Data for this exercise:
"""

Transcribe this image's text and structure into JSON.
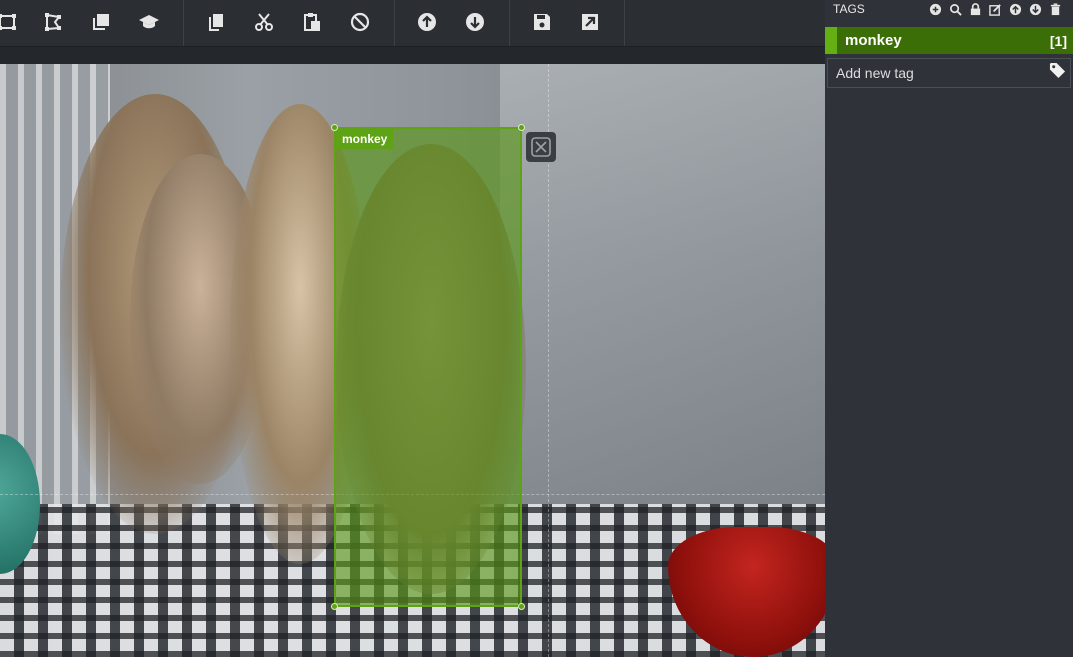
{
  "toolbar": {
    "groups": [
      [
        {
          "name": "draw-rectangle-icon"
        },
        {
          "name": "draw-polygon-icon"
        },
        {
          "name": "copy-rectangle-icon"
        },
        {
          "name": "active-learning-icon"
        }
      ],
      [
        {
          "name": "copy-regions-icon"
        },
        {
          "name": "cut-regions-icon"
        },
        {
          "name": "paste-regions-icon"
        },
        {
          "name": "clear-regions-icon"
        }
      ],
      [
        {
          "name": "previous-asset-icon"
        },
        {
          "name": "next-asset-icon"
        }
      ],
      [
        {
          "name": "save-project-icon"
        },
        {
          "name": "export-project-icon"
        }
      ]
    ]
  },
  "region": {
    "tag": "monkey",
    "color": "#5ea215"
  },
  "sidebar": {
    "header": "TAGS",
    "tools": [
      "add-tag-icon",
      "search-tags-icon",
      "lock-tag-icon",
      "edit-tag-icon",
      "move-tag-up-icon",
      "move-tag-down-icon",
      "delete-tag-icon"
    ],
    "tags": [
      {
        "name": "monkey",
        "count": "[1]",
        "color": "#64b012"
      }
    ],
    "new_tag_placeholder": "Add new tag"
  }
}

"""

Required work:
Search the data for the string "project" and copy each line where it appears.

Answer to this exercise:
          "name": "save-project-icon"
          "name": "export-project-icon"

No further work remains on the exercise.